(Dataset listings of figures)
** Begin **
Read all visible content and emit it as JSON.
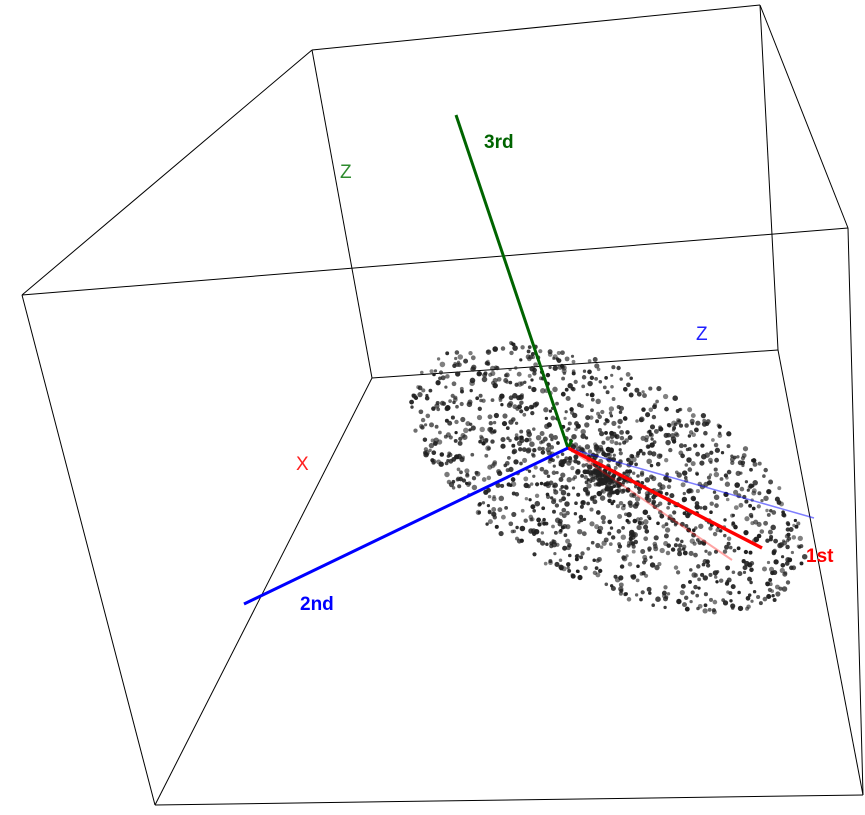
{
  "scene": {
    "principal_axes": {
      "first": {
        "label": "1st",
        "color": "#ff0000"
      },
      "second": {
        "label": "2nd",
        "color": "#0000ff"
      },
      "third": {
        "label": "3rd",
        "color": "#006400"
      }
    },
    "box_axis_labels": {
      "x": {
        "text": "X",
        "color": "#ff2020"
      },
      "z_back": {
        "text": "Z",
        "color": "#2e8b2e"
      },
      "z_floor": {
        "text": "Z",
        "color": "#2020ff"
      }
    },
    "point_cloud": {
      "color": "#202020",
      "point_count": 1500
    }
  }
}
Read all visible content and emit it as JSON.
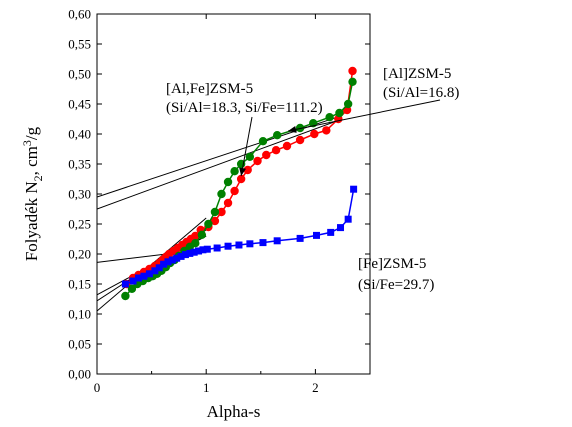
** End **
=== STATED PROBLEM ===
Excluding the pictures, restate the records above word for word.

=== SOLUTION TO THIS TASK ===
Read all visible content and emit it as JSON.
{
  "scene": {
    "principal_axes": {
      "first": {
        "label": "1st",
        "color": "#ff0000"
      },
      "second": {
        "label": "2nd",
        "color": "#0000ff"
      },
      "third": {
        "label": "3rd",
        "color": "#006400"
      }
    },
    "box_axis_labels": {
      "x": {
        "text": "X",
        "color": "#ff2020"
      },
      "z_back": {
        "text": "Z",
        "color": "#2e8b2e"
      },
      "z_floor": {
        "text": "Z",
        "color": "#2020ff"
      }
    },
    "point_cloud": {
      "color": "#202020",
      "point_count": 1500
    }
  }
}
Read all visible content and emit it as JSON.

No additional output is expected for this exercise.